• EXERCISE INPUTS:
***
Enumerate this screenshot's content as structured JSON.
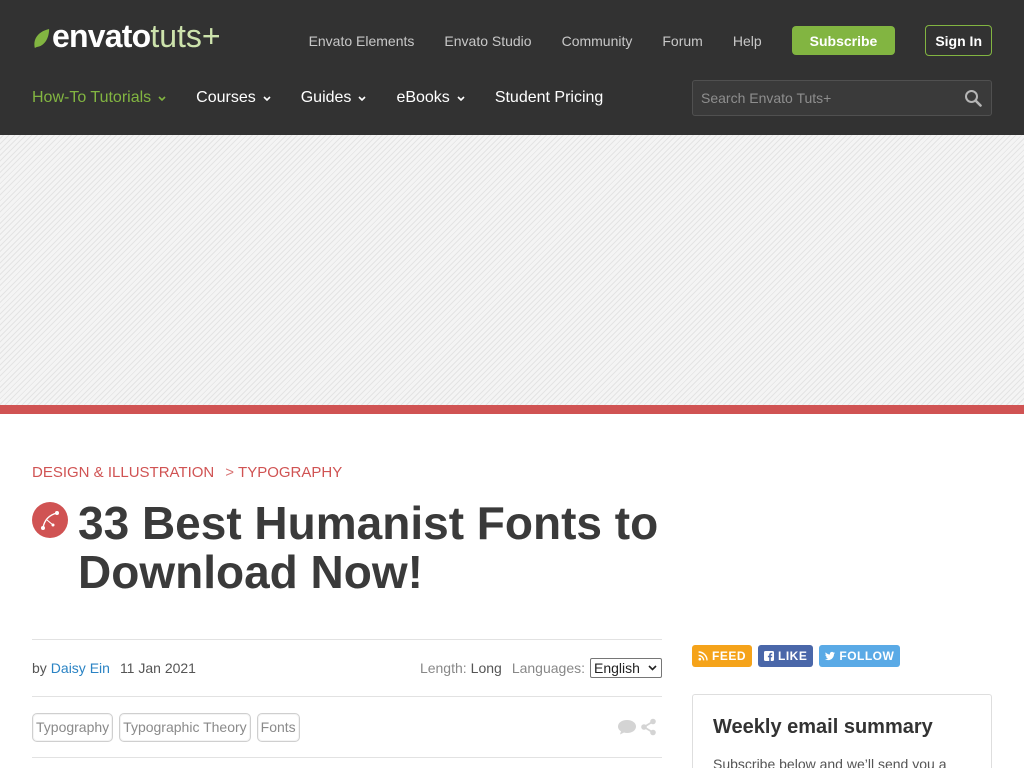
{
  "colors": {
    "header_bg": "#323232",
    "accent_green": "#82b541",
    "category_red": "#d05353",
    "link_blue": "#2a83c4"
  },
  "header": {
    "logo": {
      "brand": "envato",
      "product": "tuts+",
      "icon": "leaf-icon"
    },
    "top_nav": [
      "Envato Elements",
      "Envato Studio",
      "Community",
      "Forum",
      "Help"
    ],
    "subscribe_label": "Subscribe",
    "sign_in_label": "Sign In",
    "main_nav": [
      {
        "label": "How-To Tutorials",
        "dropdown": true,
        "active": true
      },
      {
        "label": "Courses",
        "dropdown": true,
        "active": false
      },
      {
        "label": "Guides",
        "dropdown": true,
        "active": false
      },
      {
        "label": "eBooks",
        "dropdown": true,
        "active": false
      },
      {
        "label": "Student Pricing",
        "dropdown": false,
        "active": false
      }
    ],
    "search": {
      "placeholder": "Search Envato Tuts+",
      "icon": "search-icon"
    }
  },
  "breadcrumb": {
    "items": [
      "DESIGN & ILLUSTRATION",
      "TYPOGRAPHY"
    ],
    "separator": ">"
  },
  "article": {
    "category_icon": "bezier-curve-icon",
    "title": "33 Best Humanist Fonts to Download Now!",
    "meta": {
      "by_label": "by",
      "author": "Daisy Ein",
      "date": "11 Jan 2021",
      "length_label": "Length:",
      "length_value": "Long",
      "languages_label": "Languages:",
      "language_selected": "English"
    },
    "tags": [
      "Typography",
      "Typographic Theory",
      "Fonts"
    ],
    "action_icons": [
      "comment-icon",
      "share-icon"
    ]
  },
  "sidebar": {
    "social": [
      {
        "label": "FEED",
        "icon": "rss-icon",
        "color": "#f5a31a"
      },
      {
        "label": "LIKE",
        "icon": "facebook-icon",
        "color": "#4a67a9"
      },
      {
        "label": "FOLLOW",
        "icon": "twitter-icon",
        "color": "#5aaae6"
      }
    ],
    "newsletter": {
      "title": "Weekly email summary",
      "text": "Subscribe below and we’ll send you a"
    }
  }
}
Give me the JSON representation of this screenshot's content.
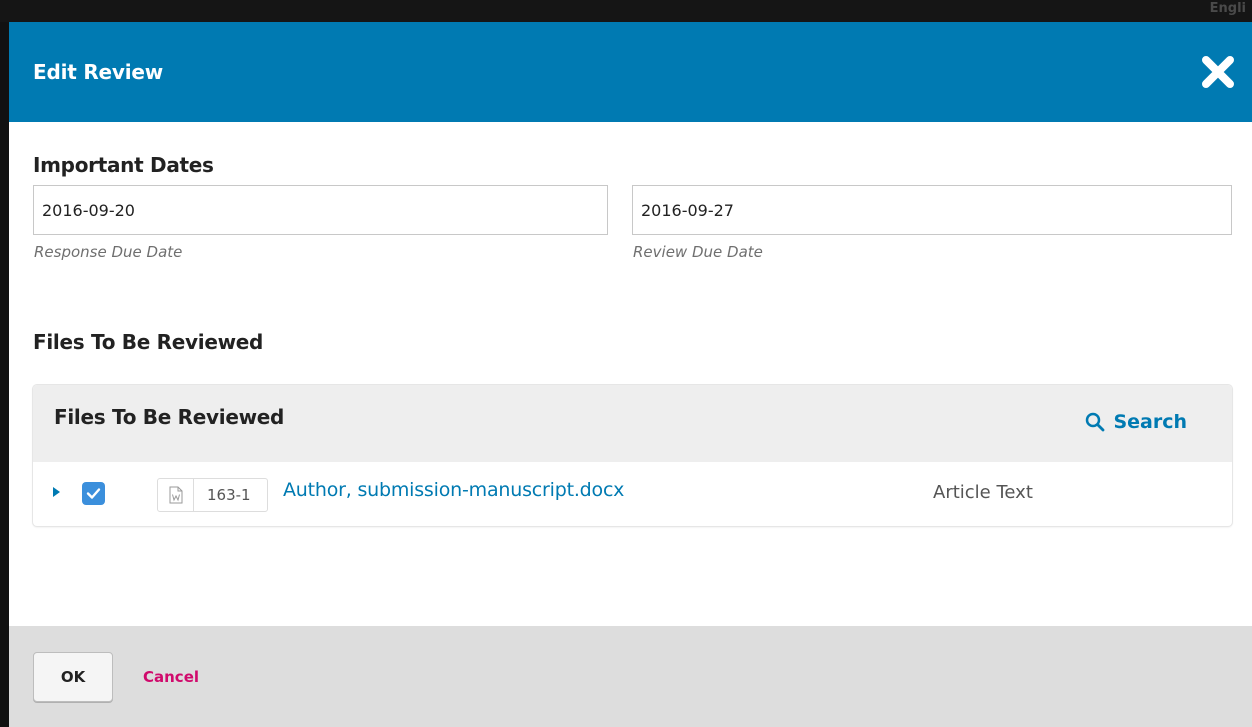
***
• DIRECTION:
Check each line of the data above for the word "screenshot", then state how many lines have it. Give the number alone.

• WRITTEN SOLUTION:
2